▸ **Prompt**
Present every line in which the string "ZERO" appears.

══════

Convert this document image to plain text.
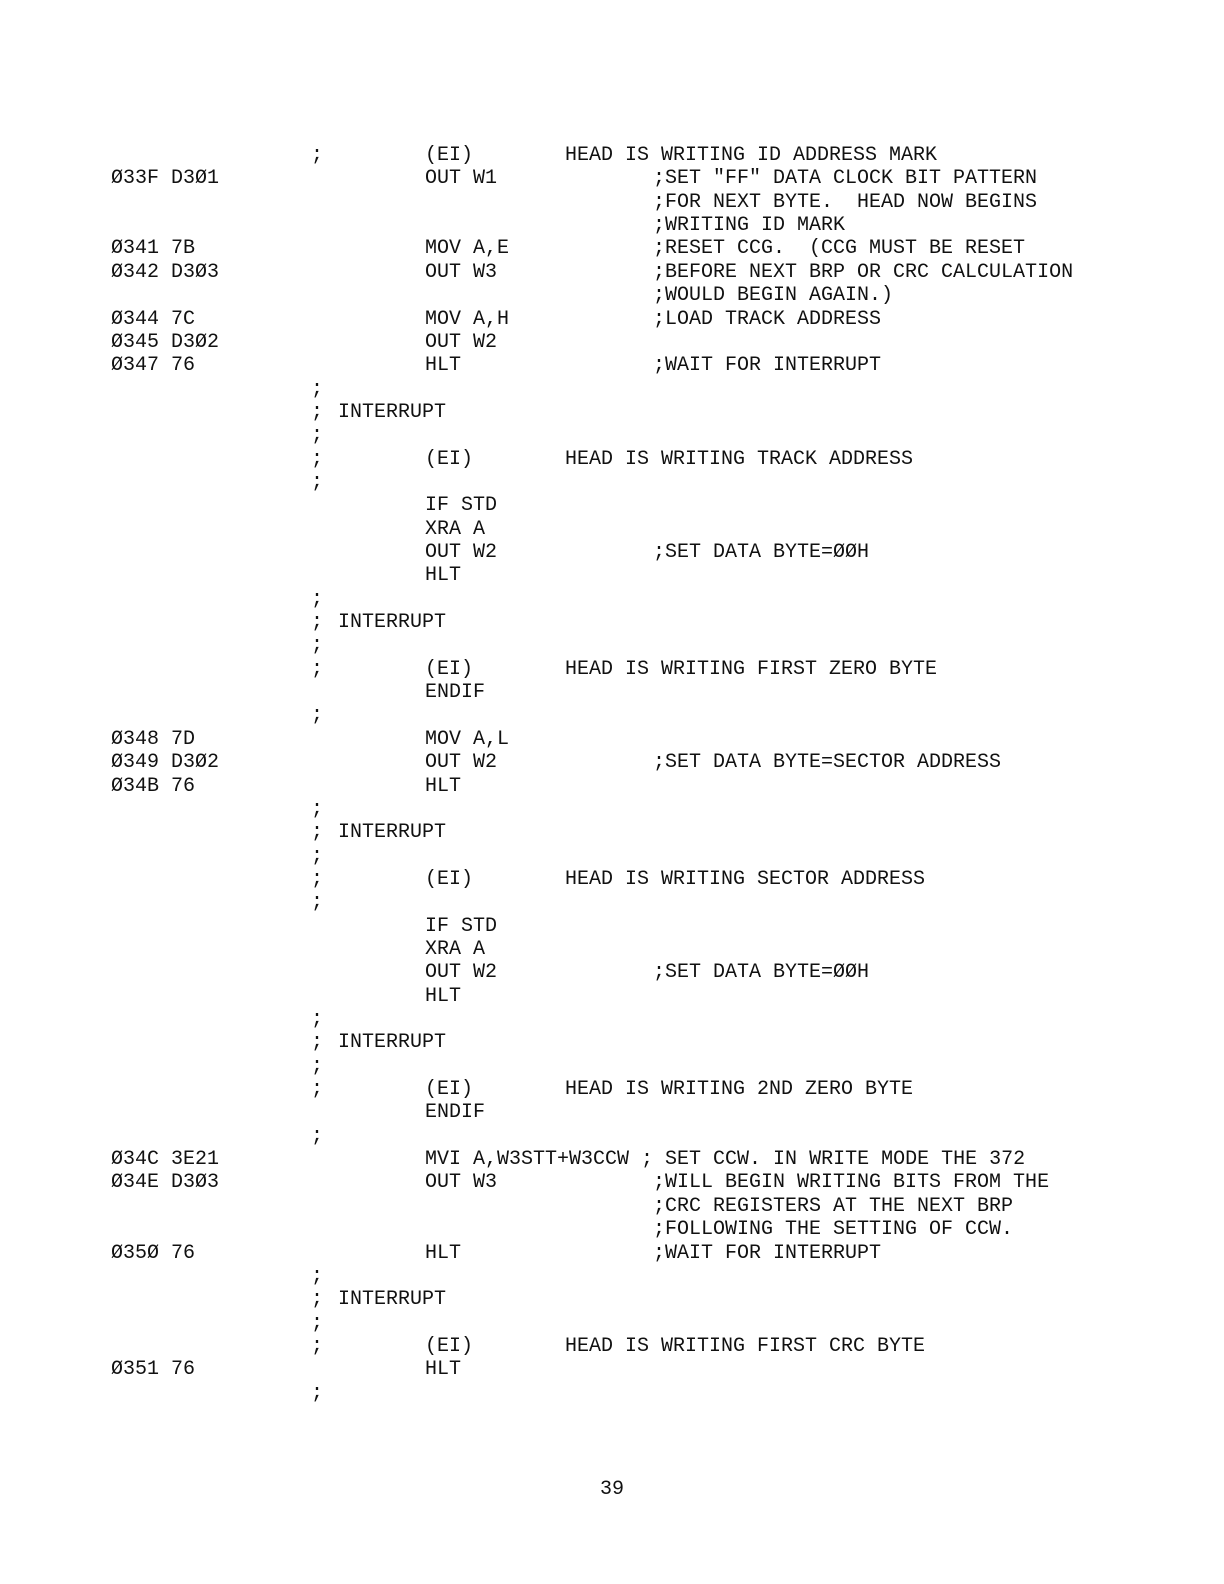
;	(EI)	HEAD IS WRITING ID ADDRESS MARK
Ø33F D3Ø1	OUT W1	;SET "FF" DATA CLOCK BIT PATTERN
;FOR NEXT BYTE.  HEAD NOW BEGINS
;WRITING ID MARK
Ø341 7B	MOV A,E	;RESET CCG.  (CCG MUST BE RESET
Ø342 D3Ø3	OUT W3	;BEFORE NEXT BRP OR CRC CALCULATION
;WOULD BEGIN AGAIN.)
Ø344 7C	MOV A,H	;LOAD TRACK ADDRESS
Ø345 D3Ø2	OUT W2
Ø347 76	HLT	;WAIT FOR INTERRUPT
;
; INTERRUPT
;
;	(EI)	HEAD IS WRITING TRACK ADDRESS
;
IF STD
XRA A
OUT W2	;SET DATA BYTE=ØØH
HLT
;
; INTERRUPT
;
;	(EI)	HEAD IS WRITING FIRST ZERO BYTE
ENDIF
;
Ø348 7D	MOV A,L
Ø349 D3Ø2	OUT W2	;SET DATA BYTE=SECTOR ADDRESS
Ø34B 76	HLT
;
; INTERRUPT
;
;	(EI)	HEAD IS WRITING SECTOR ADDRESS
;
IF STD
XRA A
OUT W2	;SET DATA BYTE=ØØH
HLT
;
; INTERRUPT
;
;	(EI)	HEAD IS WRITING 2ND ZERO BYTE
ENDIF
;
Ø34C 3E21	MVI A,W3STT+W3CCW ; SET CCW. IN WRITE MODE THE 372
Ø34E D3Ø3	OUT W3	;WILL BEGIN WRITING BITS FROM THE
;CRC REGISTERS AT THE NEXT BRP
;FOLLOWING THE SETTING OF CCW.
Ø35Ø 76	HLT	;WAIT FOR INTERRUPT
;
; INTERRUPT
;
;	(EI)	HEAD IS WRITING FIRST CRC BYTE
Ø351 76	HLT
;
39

══════

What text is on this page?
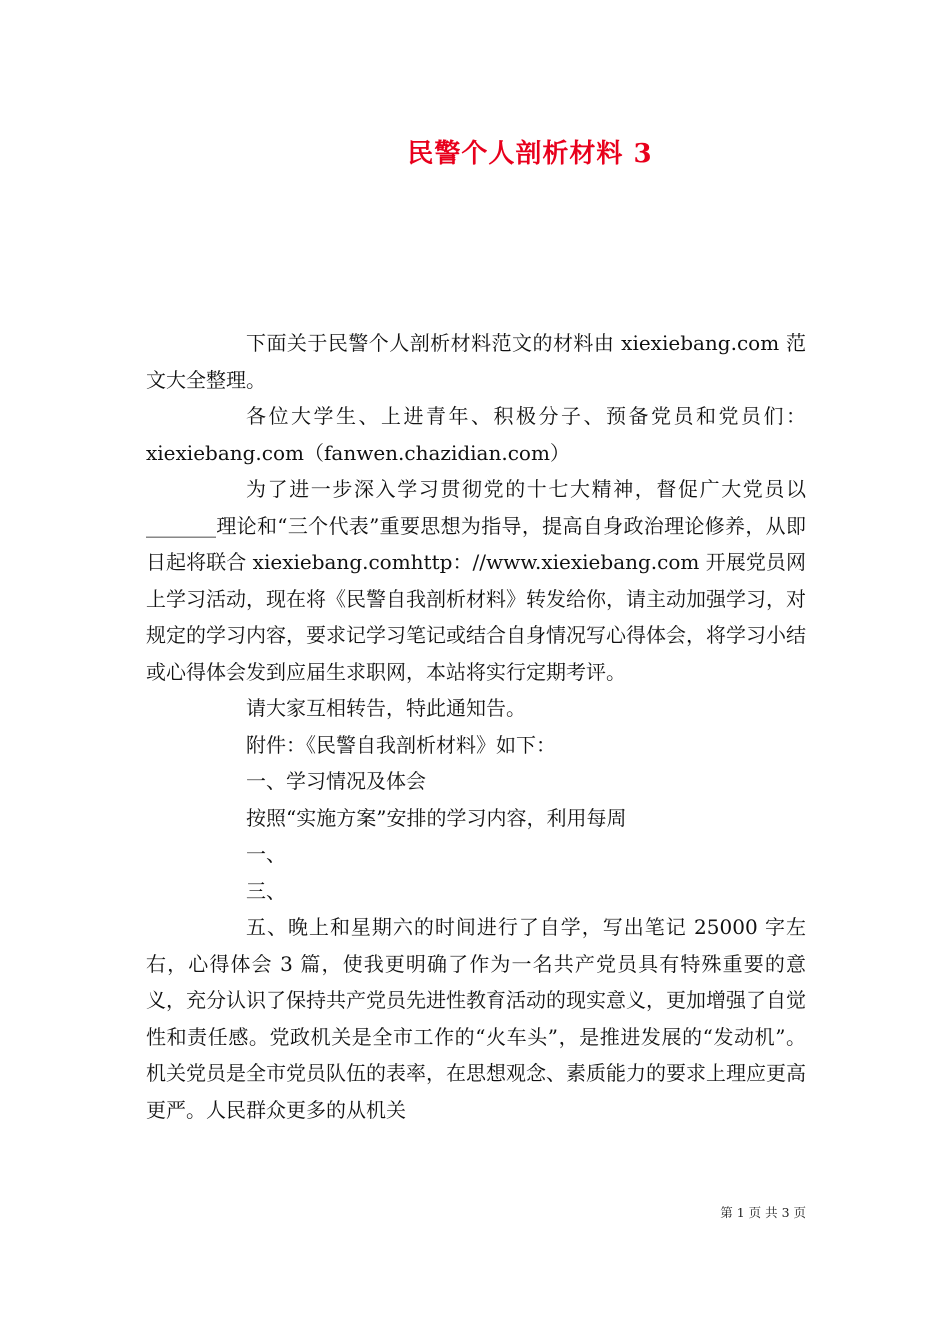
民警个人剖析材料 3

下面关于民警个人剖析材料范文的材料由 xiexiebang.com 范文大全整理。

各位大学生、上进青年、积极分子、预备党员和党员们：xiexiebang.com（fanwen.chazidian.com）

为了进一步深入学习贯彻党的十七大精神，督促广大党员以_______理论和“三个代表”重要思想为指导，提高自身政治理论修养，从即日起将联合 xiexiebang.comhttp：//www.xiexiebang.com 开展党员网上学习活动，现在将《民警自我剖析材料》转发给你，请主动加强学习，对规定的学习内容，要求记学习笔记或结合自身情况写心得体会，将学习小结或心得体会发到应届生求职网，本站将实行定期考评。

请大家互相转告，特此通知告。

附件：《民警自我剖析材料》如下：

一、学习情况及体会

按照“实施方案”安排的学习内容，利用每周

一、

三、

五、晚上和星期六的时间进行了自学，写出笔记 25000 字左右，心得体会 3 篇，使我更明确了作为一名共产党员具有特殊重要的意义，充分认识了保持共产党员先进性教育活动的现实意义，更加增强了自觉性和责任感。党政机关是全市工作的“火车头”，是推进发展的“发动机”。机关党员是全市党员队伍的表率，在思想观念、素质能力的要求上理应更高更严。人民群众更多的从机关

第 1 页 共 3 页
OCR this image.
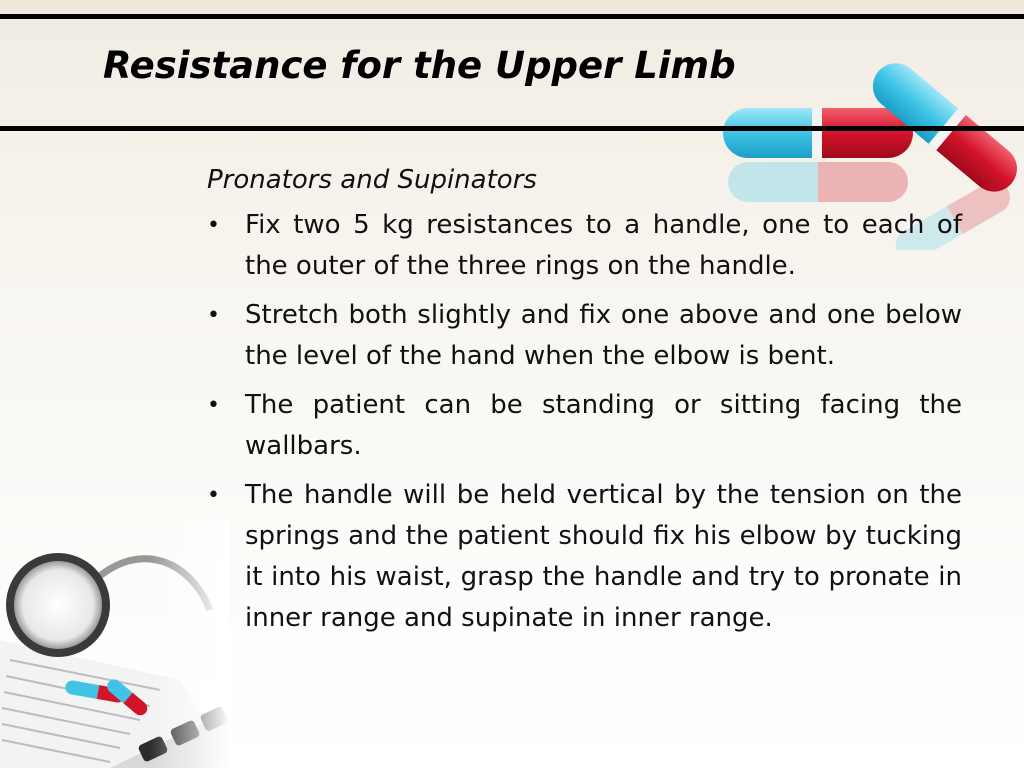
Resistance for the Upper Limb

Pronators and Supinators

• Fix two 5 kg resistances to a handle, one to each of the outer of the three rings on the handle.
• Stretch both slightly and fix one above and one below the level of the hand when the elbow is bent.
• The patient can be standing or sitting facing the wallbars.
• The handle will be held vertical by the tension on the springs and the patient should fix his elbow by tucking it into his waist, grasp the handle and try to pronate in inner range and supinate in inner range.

══════

▸ **Task solution**
;	(EI)	HEAD IS WRITING FIRST ZERO BYTE
;	(EI)	HEAD IS WRITING 2ND ZERO BYTE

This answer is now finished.